# [CHALLENGE]
Reproduce these lines exactly as they appear.

====== SUPPLIED DATA

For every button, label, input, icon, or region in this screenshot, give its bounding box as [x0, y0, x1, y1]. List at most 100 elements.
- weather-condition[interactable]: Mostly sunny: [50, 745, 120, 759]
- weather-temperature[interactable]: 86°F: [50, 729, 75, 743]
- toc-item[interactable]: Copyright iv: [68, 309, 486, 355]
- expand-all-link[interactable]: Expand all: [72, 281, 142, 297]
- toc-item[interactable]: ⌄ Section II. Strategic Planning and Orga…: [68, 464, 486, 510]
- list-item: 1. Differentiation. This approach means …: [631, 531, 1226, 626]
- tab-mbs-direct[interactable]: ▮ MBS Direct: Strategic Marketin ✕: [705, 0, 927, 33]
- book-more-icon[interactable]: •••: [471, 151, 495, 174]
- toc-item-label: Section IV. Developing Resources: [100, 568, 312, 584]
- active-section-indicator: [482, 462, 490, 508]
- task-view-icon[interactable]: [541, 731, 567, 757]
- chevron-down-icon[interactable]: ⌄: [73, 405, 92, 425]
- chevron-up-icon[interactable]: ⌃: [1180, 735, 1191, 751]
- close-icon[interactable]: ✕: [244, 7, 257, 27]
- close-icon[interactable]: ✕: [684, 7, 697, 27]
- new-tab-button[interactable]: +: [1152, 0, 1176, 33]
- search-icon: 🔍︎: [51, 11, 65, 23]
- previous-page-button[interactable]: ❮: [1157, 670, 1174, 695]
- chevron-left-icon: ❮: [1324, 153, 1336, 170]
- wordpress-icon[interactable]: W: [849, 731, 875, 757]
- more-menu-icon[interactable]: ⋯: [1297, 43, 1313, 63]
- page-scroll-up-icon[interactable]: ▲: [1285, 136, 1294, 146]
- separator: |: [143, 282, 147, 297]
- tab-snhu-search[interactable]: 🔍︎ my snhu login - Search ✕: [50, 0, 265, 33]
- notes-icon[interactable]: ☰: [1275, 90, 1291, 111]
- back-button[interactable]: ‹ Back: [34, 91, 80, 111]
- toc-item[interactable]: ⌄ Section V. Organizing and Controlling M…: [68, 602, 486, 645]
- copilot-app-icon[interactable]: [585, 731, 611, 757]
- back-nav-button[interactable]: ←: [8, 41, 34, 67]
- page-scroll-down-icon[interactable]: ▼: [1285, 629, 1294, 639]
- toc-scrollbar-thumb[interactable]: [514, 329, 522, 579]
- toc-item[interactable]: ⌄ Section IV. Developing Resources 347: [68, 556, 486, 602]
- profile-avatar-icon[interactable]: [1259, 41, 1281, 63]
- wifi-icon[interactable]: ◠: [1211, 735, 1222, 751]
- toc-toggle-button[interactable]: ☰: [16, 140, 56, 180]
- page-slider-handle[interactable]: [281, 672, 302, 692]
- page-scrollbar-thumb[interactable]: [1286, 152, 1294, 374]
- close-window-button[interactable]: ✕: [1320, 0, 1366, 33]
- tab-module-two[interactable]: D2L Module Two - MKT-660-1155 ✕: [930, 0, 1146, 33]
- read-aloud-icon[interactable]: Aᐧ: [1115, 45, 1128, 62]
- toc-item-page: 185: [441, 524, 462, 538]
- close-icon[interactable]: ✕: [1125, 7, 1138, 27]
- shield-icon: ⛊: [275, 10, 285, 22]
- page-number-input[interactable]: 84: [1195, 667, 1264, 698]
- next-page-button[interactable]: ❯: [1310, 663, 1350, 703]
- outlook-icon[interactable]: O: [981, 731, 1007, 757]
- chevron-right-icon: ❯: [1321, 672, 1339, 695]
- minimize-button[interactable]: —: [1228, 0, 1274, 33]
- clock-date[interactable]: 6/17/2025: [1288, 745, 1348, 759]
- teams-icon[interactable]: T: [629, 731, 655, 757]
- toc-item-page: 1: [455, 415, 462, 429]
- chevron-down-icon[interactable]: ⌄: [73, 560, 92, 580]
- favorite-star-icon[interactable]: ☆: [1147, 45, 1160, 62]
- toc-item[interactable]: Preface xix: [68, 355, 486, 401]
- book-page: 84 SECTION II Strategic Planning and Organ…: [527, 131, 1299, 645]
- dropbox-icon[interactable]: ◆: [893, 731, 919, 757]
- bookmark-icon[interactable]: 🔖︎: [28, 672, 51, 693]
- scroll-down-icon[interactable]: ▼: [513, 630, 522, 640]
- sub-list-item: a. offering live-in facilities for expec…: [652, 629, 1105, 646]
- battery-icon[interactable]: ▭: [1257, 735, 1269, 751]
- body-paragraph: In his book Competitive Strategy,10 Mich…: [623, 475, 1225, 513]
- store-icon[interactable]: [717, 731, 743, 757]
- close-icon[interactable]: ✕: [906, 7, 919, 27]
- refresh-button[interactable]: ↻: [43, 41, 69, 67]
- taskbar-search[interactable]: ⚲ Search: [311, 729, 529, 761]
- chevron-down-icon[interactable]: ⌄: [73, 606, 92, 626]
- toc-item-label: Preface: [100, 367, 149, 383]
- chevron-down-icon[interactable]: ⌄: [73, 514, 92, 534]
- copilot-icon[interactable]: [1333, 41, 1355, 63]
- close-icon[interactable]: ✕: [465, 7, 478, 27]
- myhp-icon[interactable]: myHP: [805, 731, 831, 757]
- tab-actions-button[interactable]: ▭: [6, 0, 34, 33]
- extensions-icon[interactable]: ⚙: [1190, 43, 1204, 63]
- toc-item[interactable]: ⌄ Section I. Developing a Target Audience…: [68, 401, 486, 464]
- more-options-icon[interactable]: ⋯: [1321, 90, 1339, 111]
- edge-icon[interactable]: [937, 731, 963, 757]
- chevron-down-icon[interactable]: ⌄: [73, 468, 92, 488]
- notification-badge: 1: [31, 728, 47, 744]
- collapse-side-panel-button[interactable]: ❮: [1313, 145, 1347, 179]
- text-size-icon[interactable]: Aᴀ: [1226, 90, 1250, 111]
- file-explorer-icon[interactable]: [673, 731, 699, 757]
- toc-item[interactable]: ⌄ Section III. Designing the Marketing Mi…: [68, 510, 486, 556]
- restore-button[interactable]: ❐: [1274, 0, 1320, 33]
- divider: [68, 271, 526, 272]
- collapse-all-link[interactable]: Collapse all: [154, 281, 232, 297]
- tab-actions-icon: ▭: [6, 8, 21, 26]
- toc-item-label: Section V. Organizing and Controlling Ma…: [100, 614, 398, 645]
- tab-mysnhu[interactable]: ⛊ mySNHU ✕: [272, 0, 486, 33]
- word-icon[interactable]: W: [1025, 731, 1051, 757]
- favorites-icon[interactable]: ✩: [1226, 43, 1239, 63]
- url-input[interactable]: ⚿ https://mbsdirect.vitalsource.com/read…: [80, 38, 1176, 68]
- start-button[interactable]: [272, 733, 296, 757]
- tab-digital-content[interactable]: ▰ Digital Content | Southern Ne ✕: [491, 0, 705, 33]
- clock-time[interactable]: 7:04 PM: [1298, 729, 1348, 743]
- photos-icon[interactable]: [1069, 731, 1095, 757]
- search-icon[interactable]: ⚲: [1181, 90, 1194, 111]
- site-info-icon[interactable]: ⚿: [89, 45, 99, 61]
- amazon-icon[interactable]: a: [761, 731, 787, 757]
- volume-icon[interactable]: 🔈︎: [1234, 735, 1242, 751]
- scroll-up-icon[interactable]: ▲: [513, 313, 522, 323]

============

# [RIGHT ANSWER]
For every button, label, input, icon, or region in this screenshot, give its bounding box as [x0, y0, x1, y1]. List at most 100 elements.
- weather-condition[interactable]: Mostly sunny: [50, 745, 120, 759]
- weather-temperature[interactable]: 86°F: [50, 729, 75, 743]
- toc-item[interactable]: Copyright iv: [68, 309, 486, 355]
- expand-all-link[interactable]: Expand all: [72, 281, 142, 297]
- toc-item[interactable]: ⌄ Section II. Strategic Planning and Orga…: [68, 464, 486, 510]
- list-item: 1. Differentiation. This approach means …: [631, 531, 1226, 626]
- tab-mbs-direct[interactable]: ▮ MBS Direct: Strategic Marketin ✕: [705, 0, 927, 33]
- book-more-icon[interactable]: •••: [471, 151, 495, 174]
- toc-item-label: Section IV. Developing Resources: [100, 568, 312, 584]
- active-section-indicator: [482, 462, 490, 508]
- task-view-icon[interactable]: [541, 731, 567, 757]
- chevron-down-icon[interactable]: ⌄: [73, 405, 92, 425]
- chevron-up-icon[interactable]: ⌃: [1180, 735, 1191, 751]
- close-icon[interactable]: ✕: [244, 7, 257, 27]
- close-icon[interactable]: ✕: [684, 7, 697, 27]
- new-tab-button[interactable]: +: [1152, 0, 1176, 33]
- search-icon: 🔍︎: [51, 11, 65, 23]
- previous-page-button[interactable]: ❮: [1157, 670, 1174, 695]
- chevron-left-icon: ❮: [1324, 153, 1336, 170]
- wordpress-icon[interactable]: W: [849, 731, 875, 757]
- more-menu-icon[interactable]: ⋯: [1297, 43, 1313, 63]
- page-scroll-up-icon[interactable]: ▲: [1285, 136, 1294, 146]
- separator: |: [143, 282, 147, 297]
- tab-snhu-search[interactable]: 🔍︎ my snhu login - Search ✕: [50, 0, 265, 33]
- notes-icon[interactable]: ☰: [1275, 90, 1291, 111]
- back-button[interactable]: ‹ Back: [34, 91, 80, 111]
- toc-item[interactable]: ⌄ Section V. Organizing and Controlling M…: [68, 602, 486, 645]
- copilot-app-icon[interactable]: [585, 731, 611, 757]
- back-nav-button[interactable]: ←: [8, 41, 34, 67]
- page-scroll-down-icon[interactable]: ▼: [1285, 629, 1294, 639]
- toc-scrollbar-thumb[interactable]: [514, 329, 522, 579]
- toc-item[interactable]: ⌄ Section IV. Developing Resources 347: [68, 556, 486, 602]
- profile-avatar-icon[interactable]: [1259, 41, 1281, 63]
- wifi-icon[interactable]: ◠: [1211, 735, 1222, 751]
- toc-toggle-button[interactable]: ☰: [16, 140, 56, 180]
- page-slider-handle[interactable]: [281, 672, 302, 692]
- page-scrollbar-thumb[interactable]: [1286, 152, 1294, 374]
- close-window-button[interactable]: ✕: [1320, 0, 1366, 33]
- tab-module-two[interactable]: D2L Module Two - MKT-660-1155 ✕: [930, 0, 1146, 33]
- read-aloud-icon[interactable]: Aᐧ: [1115, 45, 1128, 62]
- toc-item-page: 185: [441, 524, 462, 538]
- close-icon[interactable]: ✕: [1125, 7, 1138, 27]
- shield-icon: ⛊: [275, 10, 285, 22]
- page-number-input[interactable]: 84: [1195, 667, 1264, 698]
- next-page-button[interactable]: ❯: [1310, 663, 1350, 703]
- outlook-icon[interactable]: O: [981, 731, 1007, 757]
- chevron-right-icon: ❯: [1321, 672, 1339, 695]
- minimize-button[interactable]: —: [1228, 0, 1274, 33]
- clock-date[interactable]: 6/17/2025: [1288, 745, 1348, 759]
- teams-icon[interactable]: T: [629, 731, 655, 757]
- toc-item-page: 1: [455, 415, 462, 429]
- chevron-down-icon[interactable]: ⌄: [73, 560, 92, 580]
- favorite-star-icon[interactable]: ☆: [1147, 45, 1160, 62]
- toc-item[interactable]: Preface xix: [68, 355, 486, 401]
- book-page: 84 SECTION II Strategic Planning and Organ…: [527, 131, 1299, 645]
- dropbox-icon[interactable]: ◆: [893, 731, 919, 757]
- bookmark-icon[interactable]: 🔖︎: [28, 672, 51, 693]
- scroll-down-icon[interactable]: ▼: [513, 630, 522, 640]
- sub-list-item: a. offering live-in facilities for expec…: [652, 629, 1105, 646]
- battery-icon[interactable]: ▭: [1257, 735, 1269, 751]
- body-paragraph: In his book Competitive Strategy,10 Mich…: [623, 475, 1225, 513]
- store-icon[interactable]: [717, 731, 743, 757]
- close-icon[interactable]: ✕: [906, 7, 919, 27]
- refresh-button[interactable]: ↻: [43, 41, 69, 67]
- taskbar-search[interactable]: ⚲ Search: [311, 729, 529, 761]
- chevron-down-icon[interactable]: ⌄: [73, 606, 92, 626]
- toc-item-label: Preface: [100, 367, 149, 383]
- chevron-down-icon[interactable]: ⌄: [73, 514, 92, 534]
- copilot-icon[interactable]: [1333, 41, 1355, 63]
- close-icon[interactable]: ✕: [465, 7, 478, 27]
- myhp-icon[interactable]: myHP: [805, 731, 831, 757]
- tab-actions-button[interactable]: ▭: [6, 0, 34, 33]
- extensions-icon[interactable]: ⚙: [1190, 43, 1204, 63]
- toc-item[interactable]: ⌄ Section I. Developing a Target Audience…: [68, 401, 486, 464]
- more-options-icon[interactable]: ⋯: [1321, 90, 1339, 111]
- edge-icon[interactable]: [937, 731, 963, 757]
- chevron-down-icon[interactable]: ⌄: [73, 468, 92, 488]
- notification-badge: 1: [31, 728, 47, 744]
- collapse-side-panel-button[interactable]: ❮: [1313, 145, 1347, 179]
- text-size-icon[interactable]: Aᴀ: [1226, 90, 1250, 111]
- file-explorer-icon[interactable]: [673, 731, 699, 757]
- toc-item[interactable]: ⌄ Section III. Designing the Marketing Mi…: [68, 510, 486, 556]
- restore-button[interactable]: ❐: [1274, 0, 1320, 33]
- divider: [68, 271, 526, 272]
- collapse-all-link[interactable]: Collapse all: [154, 281, 232, 297]
- tab-actions-icon: ▭: [6, 8, 21, 26]
- toc-item-label: Section V. Organizing and Controlling Ma…: [100, 614, 398, 645]
- tab-mysnhu[interactable]: ⛊ mySNHU ✕: [272, 0, 486, 33]
- word-icon[interactable]: W: [1025, 731, 1051, 757]
- favorites-icon[interactable]: ✩: [1226, 43, 1239, 63]
- url-input[interactable]: ⚿ https://mbsdirect.vitalsource.com/read…: [80, 38, 1176, 68]
- start-button[interactable]: [272, 733, 296, 757]
- tab-digital-content[interactable]: ▰ Digital Content | Southern Ne ✕: [491, 0, 705, 33]
- clock-time[interactable]: 7:04 PM: [1298, 729, 1348, 743]
- photos-icon[interactable]: [1069, 731, 1095, 757]
- search-icon[interactable]: ⚲: [1181, 90, 1194, 111]
- site-info-icon[interactable]: ⚿: [89, 45, 99, 61]
- amazon-icon[interactable]: a: [761, 731, 787, 757]
- volume-icon[interactable]: 🔈︎: [1234, 735, 1242, 751]
- scroll-up-icon[interactable]: ▲: [513, 313, 522, 323]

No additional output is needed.